### TASK TO COMPLETE
Comb the records below for the string "chevron" and copy each line where it turns up.

### LISTED ENTRIES
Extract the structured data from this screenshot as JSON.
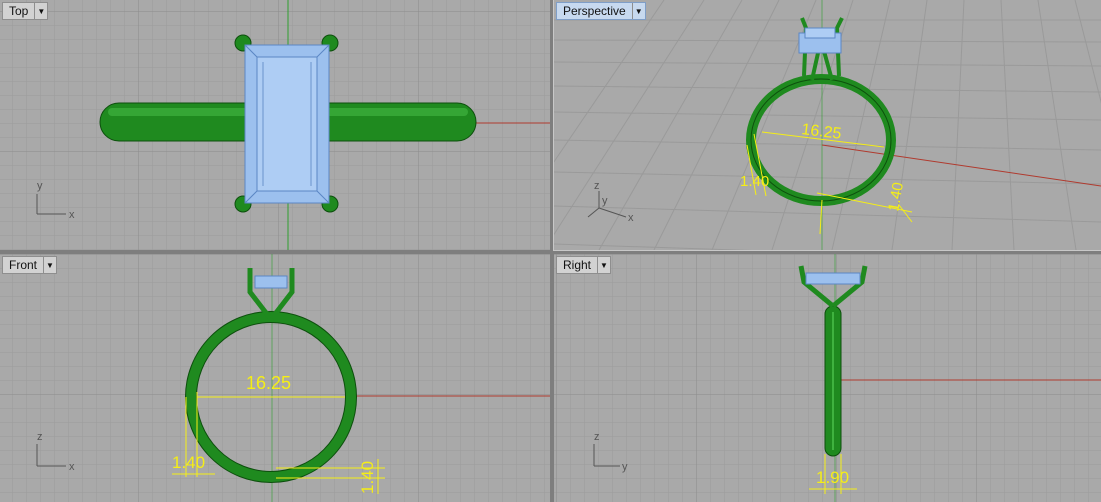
{
  "viewports": [
    {
      "name": "Top",
      "axis_x": "x",
      "axis_y": "y"
    },
    {
      "name": "Perspective",
      "axis_x": "x",
      "axis_y": "y",
      "axis_z": "z",
      "dims": {
        "diameter": "16.25",
        "band_width": "1.40",
        "band_height": "1.40"
      }
    },
    {
      "name": "Front",
      "axis_x": "x",
      "axis_y": "z",
      "dims": {
        "diameter": "16.25",
        "band_width": "1.40",
        "band_height": "1.40"
      }
    },
    {
      "name": "Right",
      "axis_x": "y",
      "axis_y": "z",
      "dims": {
        "band_width": "1.90"
      }
    }
  ],
  "colors": {
    "background": "#a9a9a9",
    "gridline": "#9b9b9b",
    "major_gridline": "#8e8e8e",
    "ring": "#1f8a1f",
    "gem": "#9cc0ee",
    "dimension": "#f5ee16",
    "axis_x": "#b03a2e",
    "axis_y": "#2f9e2f"
  },
  "icons": {
    "dropdown": "triangle-down"
  }
}
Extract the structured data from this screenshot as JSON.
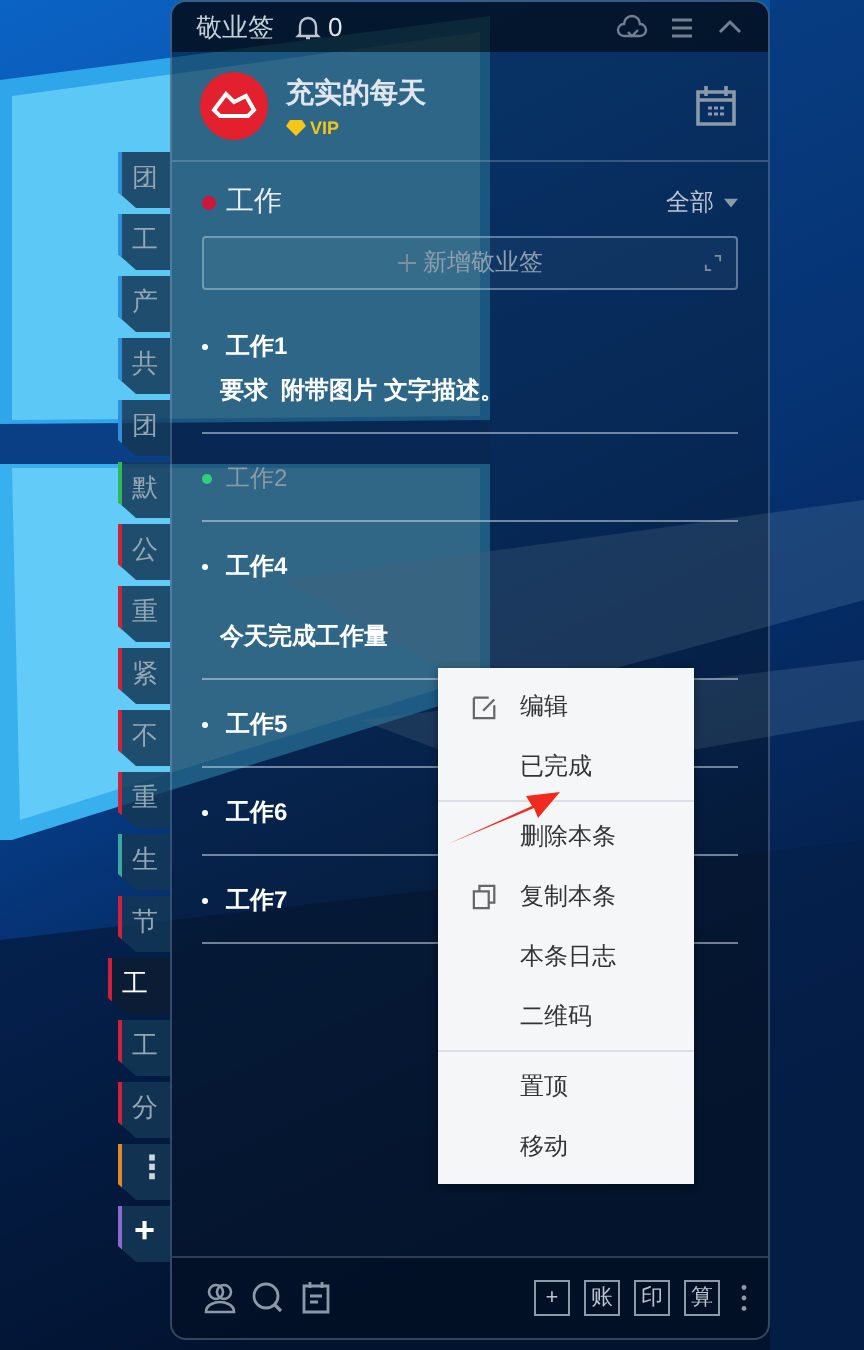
{
  "side_tabs": [
    {
      "kind": "tab",
      "label": "团",
      "color": "#2f8fd8",
      "selected": false
    },
    {
      "kind": "tab",
      "label": "工",
      "color": "#2f8fd8",
      "selected": false
    },
    {
      "kind": "tab",
      "label": "产",
      "color": "#2f8fd8",
      "selected": false
    },
    {
      "kind": "tab",
      "label": "共",
      "color": "#2f8fd8",
      "selected": false
    },
    {
      "kind": "tab",
      "label": "团",
      "color": "#2f8fd8",
      "selected": false
    },
    {
      "kind": "tab",
      "label": "默",
      "color": "#2fb85a",
      "selected": false
    },
    {
      "kind": "tab",
      "label": "公",
      "color": "#d0213c",
      "selected": false
    },
    {
      "kind": "tab",
      "label": "重",
      "color": "#d0213c",
      "selected": false
    },
    {
      "kind": "tab",
      "label": "紧",
      "color": "#d0213c",
      "selected": false
    },
    {
      "kind": "tab",
      "label": "不",
      "color": "#d0213c",
      "selected": false
    },
    {
      "kind": "tab",
      "label": "重",
      "color": "#d0213c",
      "selected": false
    },
    {
      "kind": "tab",
      "label": "生",
      "color": "#3aa7a0",
      "selected": false
    },
    {
      "kind": "tab",
      "label": "节",
      "color": "#d0213c",
      "selected": false
    },
    {
      "kind": "tab",
      "label": "工",
      "color": "#d0213c",
      "selected": true
    },
    {
      "kind": "tab",
      "label": "工",
      "color": "#d0213c",
      "selected": false
    },
    {
      "kind": "tab",
      "label": "分",
      "color": "#d0213c",
      "selected": false
    },
    {
      "kind": "more",
      "label": "⋮",
      "color": "#e08a2a",
      "selected": false
    },
    {
      "kind": "add",
      "label": "+",
      "color": "#8a6ad0",
      "selected": false
    }
  ],
  "title_bar": {
    "app_name": "敬业签",
    "notification_count": "0"
  },
  "profile": {
    "name": "充实的每天",
    "badge": "VIP"
  },
  "category": {
    "title": "工作",
    "filter": "全部"
  },
  "add_button": {
    "label": "新增敬业签"
  },
  "notes": [
    {
      "title": "工作1",
      "body": "要求  附带图片 文字描述。",
      "done": false
    },
    {
      "title": "工作2",
      "done": true
    },
    {
      "title": "工作4",
      "body": "今天完成工作量",
      "done": false
    },
    {
      "title": "工作5",
      "done": false
    },
    {
      "title": "工作6",
      "done": false
    },
    {
      "title": "工作7",
      "done": false
    }
  ],
  "context_menu": {
    "groups": [
      {
        "items": [
          {
            "kind": "edit",
            "label": "编辑"
          },
          {
            "kind": "plain",
            "label": "已完成"
          }
        ]
      },
      {
        "items": [
          {
            "kind": "plain",
            "label": "删除本条"
          },
          {
            "kind": "copy",
            "label": "复制本条"
          },
          {
            "kind": "plain",
            "label": "本条日志"
          },
          {
            "kind": "plain",
            "label": "二维码"
          }
        ]
      },
      {
        "items": [
          {
            "kind": "plain",
            "label": "置顶"
          },
          {
            "kind": "plain",
            "label": "移动"
          }
        ]
      }
    ]
  },
  "toolbar_buttons": [
    "+",
    "账",
    "印",
    "算"
  ]
}
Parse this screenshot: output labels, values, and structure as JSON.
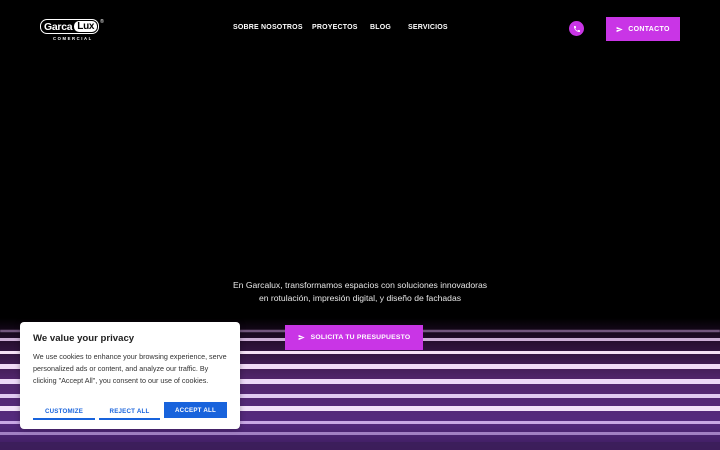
{
  "brand": {
    "logo_left": "Garca",
    "logo_right": "Lux",
    "logo_mark": "®",
    "logo_sub": "COMERCIAL"
  },
  "nav": {
    "items": [
      "SOBRE NOSOTROS",
      "PROYECTOS",
      "BLOG",
      "SERVICIOS"
    ]
  },
  "header": {
    "contact_label": "CONTACTO",
    "phone_icon": "phone-icon",
    "send_icon": "paper-plane-icon"
  },
  "hero": {
    "line1": "En Garcalux, transformamos espacios con soluciones innovadoras",
    "line2": "en rotulación, impresión digital, y diseño de fachadas",
    "cta_label": "SOLICITA TU PRESUPUESTO"
  },
  "cookie": {
    "title": "We value your privacy",
    "text": "We use cookies to enhance your browsing experience, serve personalized ads or content, and analyze our traffic. By clicking \"Accept All\", you consent to our use of cookies.",
    "customize": "CUSTOMIZE",
    "reject": "REJECT ALL",
    "accept": "ACCEPT ALL"
  },
  "colors": {
    "accent": "#c935e6",
    "cookie_blue": "#1863dc",
    "background": "#000000"
  }
}
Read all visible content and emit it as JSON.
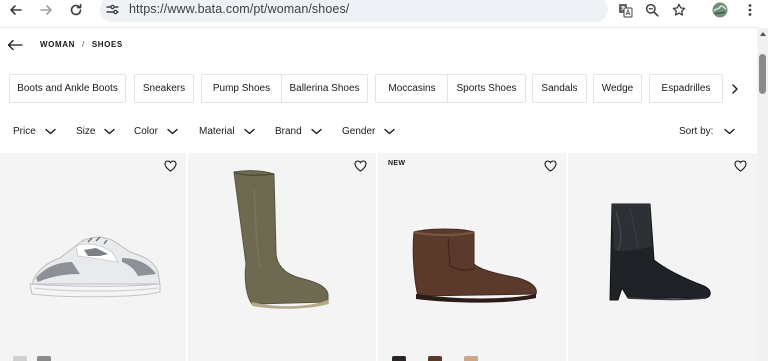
{
  "browser": {
    "url": "https://www.bata.com/pt/woman/shoes/"
  },
  "breadcrumb": {
    "items": [
      "WOMAN",
      "SHOES"
    ],
    "separator": "/"
  },
  "categories": [
    "Boots and Ankle Boots",
    "Sneakers",
    "Pump Shoes",
    "Ballerina Shoes",
    "Moccasins",
    "Sports Shoes",
    "Sandals",
    "Wedge",
    "Espadrilles"
  ],
  "filters": [
    "Price",
    "Size",
    "Color",
    "Material",
    "Brand",
    "Gender"
  ],
  "sort": {
    "label": "Sort by:"
  },
  "products": [
    {
      "badge": "",
      "image": "grey-white-sneaker",
      "colors": [
        "#cfcfcf",
        "#8a8a8a"
      ]
    },
    {
      "badge": "",
      "image": "olive-suede-knee-boot",
      "colors": []
    },
    {
      "badge": "NEW",
      "image": "brown-shearling-ankle-boot",
      "colors": [
        "#2b2623",
        "#5a3a2a",
        "#c9a98a"
      ]
    },
    {
      "badge": "",
      "image": "black-leather-wedge-boot",
      "colors": []
    }
  ],
  "icons": {
    "back": "arrow-left-icon",
    "forward": "arrow-right-icon",
    "reload": "reload-icon",
    "site-settings": "tune-icon",
    "translate": "translate-icon",
    "zoom": "zoom-icon",
    "bookmark": "star-icon",
    "profile": "avatar",
    "menu": "kebab-menu-icon",
    "wishlist": "heart-icon",
    "dropdown": "chevron-down-icon",
    "scroll-chips": "chevron-right-icon"
  }
}
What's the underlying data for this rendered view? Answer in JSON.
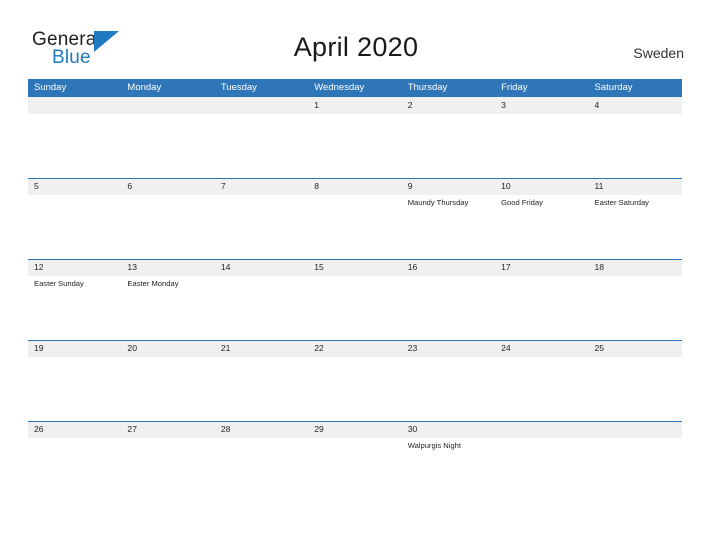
{
  "logo": {
    "word_one": "General",
    "word_two": "Blue",
    "triangle_icon": "triangle-right-icon",
    "accent_color": "#1f7ac0"
  },
  "header": {
    "title": "April 2020",
    "country": "Sweden"
  },
  "theme": {
    "header_blue": "#2f76b8",
    "band_gray": "#f0f0f0",
    "text_dark": "#231f20",
    "page_background": "#ffffff"
  },
  "calendar": {
    "month": "April",
    "year": "2020",
    "weekday_headers": [
      "Sunday",
      "Monday",
      "Tuesday",
      "Wednesday",
      "Thursday",
      "Friday",
      "Saturday"
    ],
    "weeks": [
      [
        {
          "date": "",
          "event": ""
        },
        {
          "date": "",
          "event": ""
        },
        {
          "date": "",
          "event": ""
        },
        {
          "date": "1",
          "event": ""
        },
        {
          "date": "2",
          "event": ""
        },
        {
          "date": "3",
          "event": ""
        },
        {
          "date": "4",
          "event": ""
        }
      ],
      [
        {
          "date": "5",
          "event": ""
        },
        {
          "date": "6",
          "event": ""
        },
        {
          "date": "7",
          "event": ""
        },
        {
          "date": "8",
          "event": ""
        },
        {
          "date": "9",
          "event": "Maundy Thursday"
        },
        {
          "date": "10",
          "event": "Good Friday"
        },
        {
          "date": "11",
          "event": "Easter Saturday"
        }
      ],
      [
        {
          "date": "12",
          "event": "Easter Sunday"
        },
        {
          "date": "13",
          "event": "Easter Monday"
        },
        {
          "date": "14",
          "event": ""
        },
        {
          "date": "15",
          "event": ""
        },
        {
          "date": "16",
          "event": ""
        },
        {
          "date": "17",
          "event": ""
        },
        {
          "date": "18",
          "event": ""
        }
      ],
      [
        {
          "date": "19",
          "event": ""
        },
        {
          "date": "20",
          "event": ""
        },
        {
          "date": "21",
          "event": ""
        },
        {
          "date": "22",
          "event": ""
        },
        {
          "date": "23",
          "event": ""
        },
        {
          "date": "24",
          "event": ""
        },
        {
          "date": "25",
          "event": ""
        }
      ],
      [
        {
          "date": "26",
          "event": ""
        },
        {
          "date": "27",
          "event": ""
        },
        {
          "date": "28",
          "event": ""
        },
        {
          "date": "29",
          "event": ""
        },
        {
          "date": "30",
          "event": "Walpurgis Night"
        },
        {
          "date": "",
          "event": ""
        },
        {
          "date": "",
          "event": ""
        }
      ]
    ]
  }
}
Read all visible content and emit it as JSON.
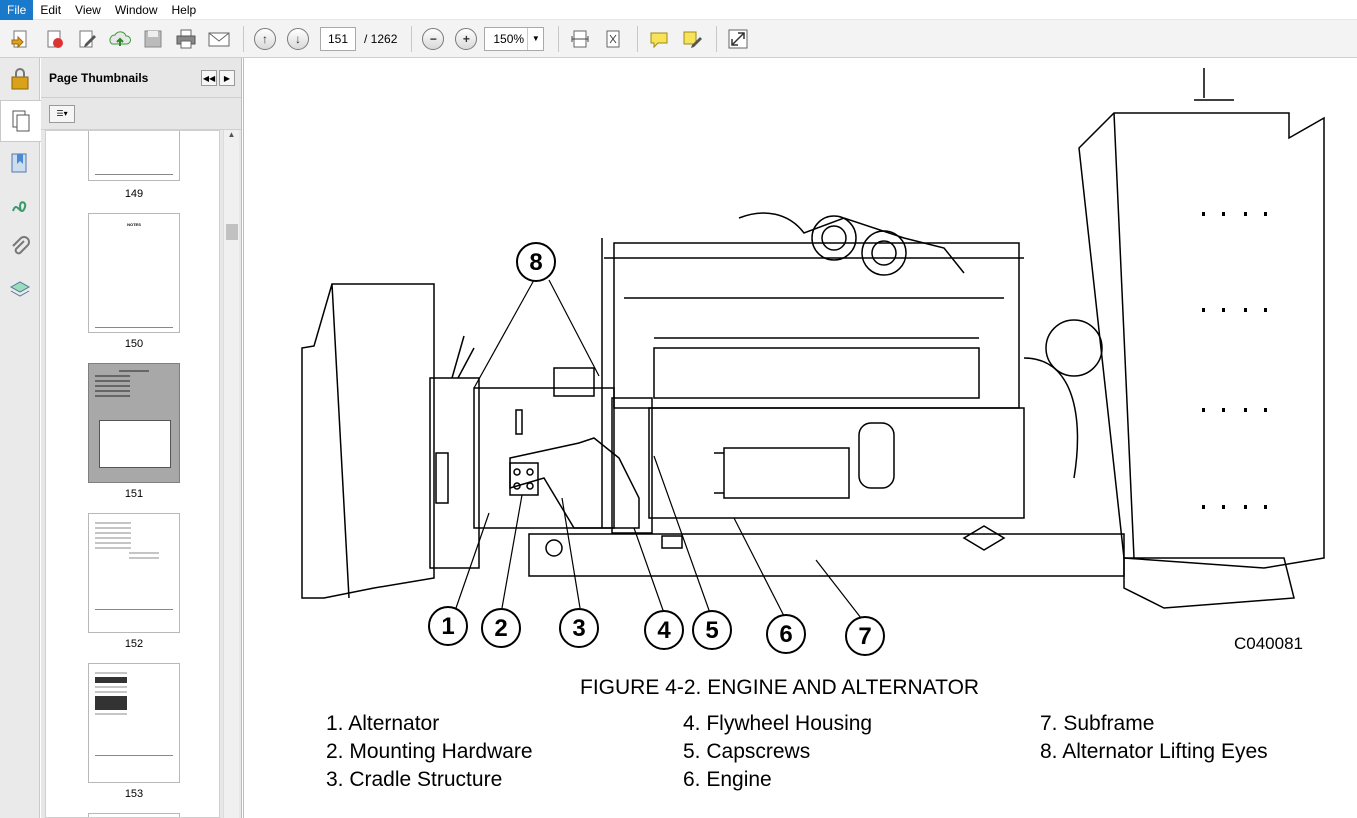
{
  "menu": {
    "items": [
      "File",
      "Edit",
      "View",
      "Window",
      "Help"
    ]
  },
  "toolbar": {
    "page_current": "151",
    "page_total": "/ 1262",
    "zoom": "150%",
    "icons": [
      "create-icon",
      "export-icon",
      "edit-icon",
      "upload-icon",
      "save-icon",
      "print-icon",
      "email-icon",
      "page-up-icon",
      "page-down-icon",
      "zoom-out-icon",
      "zoom-in-icon",
      "fit-page-icon",
      "rotate-icon",
      "comment-icon",
      "highlight-icon",
      "fullscreen-icon"
    ]
  },
  "rail": {
    "icons": [
      "lock-icon",
      "page-thumbnails-icon",
      "bookmark-icon",
      "signature-icon",
      "attachment-icon",
      "layers-icon"
    ]
  },
  "panel": {
    "title": "Page Thumbnails",
    "thumbnails": [
      {
        "label": "149"
      },
      {
        "label": "150"
      },
      {
        "label": "151"
      },
      {
        "label": "152"
      },
      {
        "label": "153"
      }
    ]
  },
  "document": {
    "figure_code": "C040081",
    "caption": "FIGURE 4-2. ENGINE AND ALTERNATOR",
    "callouts": [
      "8",
      "1",
      "2",
      "3",
      "4",
      "5",
      "6",
      "7"
    ],
    "legend_col1": [
      "1. Alternator",
      "2. Mounting Hardware",
      "3. Cradle Structure"
    ],
    "legend_col2": [
      "4. Flywheel Housing",
      "5. Capscrews",
      "6. Engine"
    ],
    "legend_col3": [
      "7. Subframe",
      "8. Alternator Lifting Eyes"
    ]
  }
}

### IN RESPONSE
    "dropdown": "chevron-down-icon",
    "scroll-chips": "chevron-right-icon"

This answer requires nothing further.